## SHORT TASK
Could you put everything below, from the line containing "Detect and localize" down to the line containing "Bar [385, 276, 467, 301]", into a Markdown table with the columns Row and Line, numbering each row and leaving out blank lines?
======== RECORDS SHOWN ========
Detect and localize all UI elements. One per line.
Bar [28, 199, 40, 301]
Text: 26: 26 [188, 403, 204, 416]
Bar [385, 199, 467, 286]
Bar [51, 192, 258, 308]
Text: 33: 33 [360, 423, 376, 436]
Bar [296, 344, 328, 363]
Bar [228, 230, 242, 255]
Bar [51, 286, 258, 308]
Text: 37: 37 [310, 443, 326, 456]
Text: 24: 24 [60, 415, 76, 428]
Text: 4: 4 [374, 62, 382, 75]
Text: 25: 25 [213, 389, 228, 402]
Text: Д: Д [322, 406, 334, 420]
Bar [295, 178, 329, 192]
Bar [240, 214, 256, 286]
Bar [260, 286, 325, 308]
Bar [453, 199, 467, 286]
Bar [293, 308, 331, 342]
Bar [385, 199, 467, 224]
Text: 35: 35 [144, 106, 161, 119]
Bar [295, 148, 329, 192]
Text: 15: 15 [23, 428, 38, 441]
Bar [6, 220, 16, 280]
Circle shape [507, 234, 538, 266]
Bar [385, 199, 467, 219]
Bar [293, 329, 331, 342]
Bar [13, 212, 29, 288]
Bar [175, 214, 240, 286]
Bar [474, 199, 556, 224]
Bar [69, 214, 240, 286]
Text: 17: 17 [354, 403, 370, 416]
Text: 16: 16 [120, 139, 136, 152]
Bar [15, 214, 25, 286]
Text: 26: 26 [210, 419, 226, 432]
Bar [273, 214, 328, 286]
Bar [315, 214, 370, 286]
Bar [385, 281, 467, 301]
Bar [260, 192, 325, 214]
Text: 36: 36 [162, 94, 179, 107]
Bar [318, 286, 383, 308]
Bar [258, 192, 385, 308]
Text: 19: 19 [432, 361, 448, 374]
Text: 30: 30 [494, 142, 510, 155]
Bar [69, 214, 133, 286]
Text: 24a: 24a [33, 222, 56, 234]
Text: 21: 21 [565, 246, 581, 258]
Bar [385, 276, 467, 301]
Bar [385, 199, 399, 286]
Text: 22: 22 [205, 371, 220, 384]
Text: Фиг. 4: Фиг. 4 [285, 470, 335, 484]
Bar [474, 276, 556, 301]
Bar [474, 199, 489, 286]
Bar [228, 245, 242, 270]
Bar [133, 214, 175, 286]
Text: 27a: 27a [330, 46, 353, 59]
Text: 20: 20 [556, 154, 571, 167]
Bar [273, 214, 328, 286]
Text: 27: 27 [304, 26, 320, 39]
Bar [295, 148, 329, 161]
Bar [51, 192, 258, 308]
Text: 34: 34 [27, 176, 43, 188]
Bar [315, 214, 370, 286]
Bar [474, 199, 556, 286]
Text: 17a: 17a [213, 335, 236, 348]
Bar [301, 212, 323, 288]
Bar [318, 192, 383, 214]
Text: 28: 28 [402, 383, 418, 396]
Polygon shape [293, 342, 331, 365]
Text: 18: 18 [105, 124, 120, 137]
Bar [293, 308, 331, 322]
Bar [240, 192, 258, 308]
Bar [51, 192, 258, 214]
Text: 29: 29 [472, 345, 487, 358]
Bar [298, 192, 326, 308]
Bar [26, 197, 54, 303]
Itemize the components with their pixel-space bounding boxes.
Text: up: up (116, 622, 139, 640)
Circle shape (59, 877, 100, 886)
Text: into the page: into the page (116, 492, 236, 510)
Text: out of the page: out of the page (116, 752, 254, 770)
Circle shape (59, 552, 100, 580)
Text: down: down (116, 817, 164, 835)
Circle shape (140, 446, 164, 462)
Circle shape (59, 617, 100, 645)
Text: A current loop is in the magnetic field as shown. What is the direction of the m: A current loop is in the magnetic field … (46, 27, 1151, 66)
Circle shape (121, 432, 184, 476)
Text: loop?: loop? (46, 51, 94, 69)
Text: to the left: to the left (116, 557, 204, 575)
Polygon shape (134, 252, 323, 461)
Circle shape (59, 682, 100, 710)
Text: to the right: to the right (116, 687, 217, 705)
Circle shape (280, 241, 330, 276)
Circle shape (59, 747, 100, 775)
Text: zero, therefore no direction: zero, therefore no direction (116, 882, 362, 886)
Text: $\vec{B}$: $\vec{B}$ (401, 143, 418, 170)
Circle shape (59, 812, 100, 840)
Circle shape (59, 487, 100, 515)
========
======== RECORDS SHOWN ========
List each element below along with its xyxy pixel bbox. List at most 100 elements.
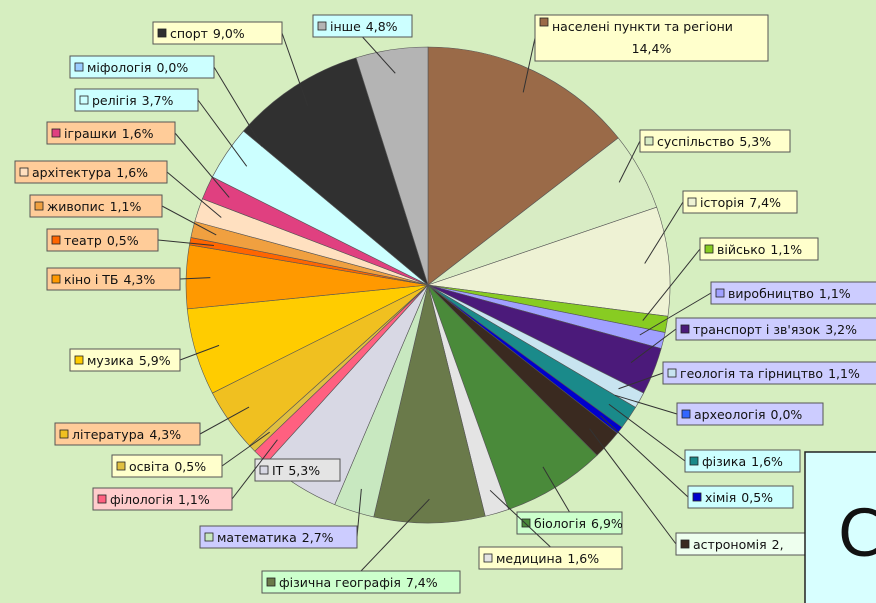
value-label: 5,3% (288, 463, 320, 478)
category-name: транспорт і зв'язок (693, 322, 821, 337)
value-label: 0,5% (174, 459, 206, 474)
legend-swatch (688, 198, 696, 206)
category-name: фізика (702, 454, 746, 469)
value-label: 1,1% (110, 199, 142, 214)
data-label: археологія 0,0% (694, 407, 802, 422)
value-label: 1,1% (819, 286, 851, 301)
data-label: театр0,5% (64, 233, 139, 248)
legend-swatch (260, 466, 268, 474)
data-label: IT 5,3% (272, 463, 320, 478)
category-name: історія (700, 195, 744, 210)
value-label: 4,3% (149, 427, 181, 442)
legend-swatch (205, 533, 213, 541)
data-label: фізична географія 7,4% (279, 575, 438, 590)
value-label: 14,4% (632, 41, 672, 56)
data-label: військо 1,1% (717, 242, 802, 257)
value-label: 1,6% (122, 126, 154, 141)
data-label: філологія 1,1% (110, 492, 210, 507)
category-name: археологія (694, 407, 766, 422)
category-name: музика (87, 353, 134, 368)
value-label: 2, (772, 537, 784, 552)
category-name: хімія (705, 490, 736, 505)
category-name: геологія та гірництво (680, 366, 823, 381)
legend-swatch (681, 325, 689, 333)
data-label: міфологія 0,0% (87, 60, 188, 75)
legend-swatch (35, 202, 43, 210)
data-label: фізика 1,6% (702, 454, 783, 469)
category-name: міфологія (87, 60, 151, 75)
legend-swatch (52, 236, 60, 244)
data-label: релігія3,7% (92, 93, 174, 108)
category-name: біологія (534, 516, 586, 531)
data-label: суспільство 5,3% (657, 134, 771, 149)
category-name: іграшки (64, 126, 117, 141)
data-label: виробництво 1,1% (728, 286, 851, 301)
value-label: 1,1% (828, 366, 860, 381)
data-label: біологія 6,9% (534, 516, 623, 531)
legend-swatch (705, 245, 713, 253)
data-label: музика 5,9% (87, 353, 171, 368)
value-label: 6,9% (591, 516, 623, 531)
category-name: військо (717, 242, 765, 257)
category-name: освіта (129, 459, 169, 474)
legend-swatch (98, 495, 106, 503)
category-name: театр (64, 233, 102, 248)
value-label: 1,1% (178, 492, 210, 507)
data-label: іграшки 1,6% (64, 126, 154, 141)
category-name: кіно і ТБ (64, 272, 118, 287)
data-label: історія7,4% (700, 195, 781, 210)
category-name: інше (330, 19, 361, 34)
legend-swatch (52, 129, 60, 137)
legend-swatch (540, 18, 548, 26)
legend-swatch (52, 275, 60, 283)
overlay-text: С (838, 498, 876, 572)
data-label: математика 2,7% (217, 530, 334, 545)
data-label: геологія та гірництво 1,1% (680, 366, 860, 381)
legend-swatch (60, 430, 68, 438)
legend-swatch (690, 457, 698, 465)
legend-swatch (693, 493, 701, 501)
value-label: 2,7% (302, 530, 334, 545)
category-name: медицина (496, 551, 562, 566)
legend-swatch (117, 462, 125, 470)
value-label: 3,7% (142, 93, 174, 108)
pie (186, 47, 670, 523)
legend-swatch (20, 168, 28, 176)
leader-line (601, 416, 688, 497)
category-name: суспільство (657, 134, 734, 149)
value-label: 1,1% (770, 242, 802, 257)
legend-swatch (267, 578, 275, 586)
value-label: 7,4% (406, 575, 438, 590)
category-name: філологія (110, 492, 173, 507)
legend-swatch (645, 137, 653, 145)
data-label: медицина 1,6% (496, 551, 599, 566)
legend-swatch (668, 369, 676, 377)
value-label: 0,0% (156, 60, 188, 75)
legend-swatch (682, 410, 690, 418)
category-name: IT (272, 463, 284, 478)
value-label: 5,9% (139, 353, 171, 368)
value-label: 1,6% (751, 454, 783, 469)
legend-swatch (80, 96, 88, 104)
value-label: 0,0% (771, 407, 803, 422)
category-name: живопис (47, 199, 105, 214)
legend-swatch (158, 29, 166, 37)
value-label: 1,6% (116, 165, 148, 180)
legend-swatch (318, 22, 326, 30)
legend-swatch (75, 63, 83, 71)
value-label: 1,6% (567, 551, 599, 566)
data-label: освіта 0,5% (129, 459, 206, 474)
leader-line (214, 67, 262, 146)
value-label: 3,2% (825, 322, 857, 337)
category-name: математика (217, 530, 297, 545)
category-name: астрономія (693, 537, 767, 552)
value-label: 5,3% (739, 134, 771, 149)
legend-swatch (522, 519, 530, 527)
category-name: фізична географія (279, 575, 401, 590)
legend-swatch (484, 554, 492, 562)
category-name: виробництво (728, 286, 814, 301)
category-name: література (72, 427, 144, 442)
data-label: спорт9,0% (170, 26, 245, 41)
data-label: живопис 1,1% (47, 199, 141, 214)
========
## COMPLETED TASK
| Row | Line |
|---|---|
| 1 | Detect and localize all UI elements. One per line. |
| 2 | Bar [28, 199, 40, 301] |
| 3 | Text: 26: 26 [188, 403, 204, 416] |
| 4 | Bar [385, 199, 467, 286] |
| 5 | Bar [51, 192, 258, 308] |
| 6 | Text: 33: 33 [360, 423, 376, 436] |
| 7 | Bar [296, 344, 328, 363] |
| 8 | Bar [228, 230, 242, 255] |
| 9 | Bar [51, 286, 258, 308] |
| 10 | Text: 37: 37 [310, 443, 326, 456] |
| 11 | Text: 24: 24 [60, 415, 76, 428] |
| 12 | Text: 4: 4 [374, 62, 382, 75] |
| 13 | Text: 25: 25 [213, 389, 228, 402] |
| 14 | Text: Д: Д [322, 406, 334, 420] |
| 15 | Bar [295, 178, 329, 192] |
| 16 | Bar [240, 214, 256, 286] |
| 17 | Bar [260, 286, 325, 308] |
| 18 | Bar [453, 199, 467, 286] |
| 19 | Bar [293, 308, 331, 342] |
| 20 | Bar [385, 199, 467, 224] |
| 21 | Text: 35: 35 [144, 106, 161, 119] |
| 22 | Bar [295, 148, 329, 192] |
| 23 | Text: 15: 15 [23, 428, 38, 441] |
| 24 | Bar [6, 220, 16, 280] |
| 25 | Circle shape [507, 234, 538, 266] |
| 26 | Bar [385, 199, 467, 219] |
| 27 | Bar [293, 329, 331, 342] |
| 28 | Bar [13, 212, 29, 288] |
| 29 | Bar [175, 214, 240, 286] |
| 30 | Bar [474, 199, 556, 224] |
| 31 | Bar [69, 214, 240, 286] |
| 32 | Text: 17: 17 [354, 403, 370, 416] |
| 33 | Text: 16: 16 [120, 139, 136, 152] |
| 34 | Bar [15, 214, 25, 286] |
| 35 | Text: 26: 26 [210, 419, 226, 432] |
| 36 | Bar [273, 214, 328, 286] |
| 37 | Bar [315, 214, 370, 286] |
| 38 | Bar [385, 281, 467, 301] |
| 39 | Bar [260, 192, 325, 214] |
| 40 | Text: 36: 36 [162, 94, 179, 107] |
| 41 | Bar [318, 286, 383, 308] |
| 42 | Bar [258, 192, 385, 308] |
| 43 | Text: 19: 19 [432, 361, 448, 374] |
| 44 | Text: 30: 30 [494, 142, 510, 155] |
| 45 | Bar [69, 214, 133, 286] |
| 46 | Text: 24a: 24a [33, 222, 56, 234] |
| 47 | Text: 21: 21 [565, 246, 581, 258] |
| 48 | Bar [385, 276, 467, 301] |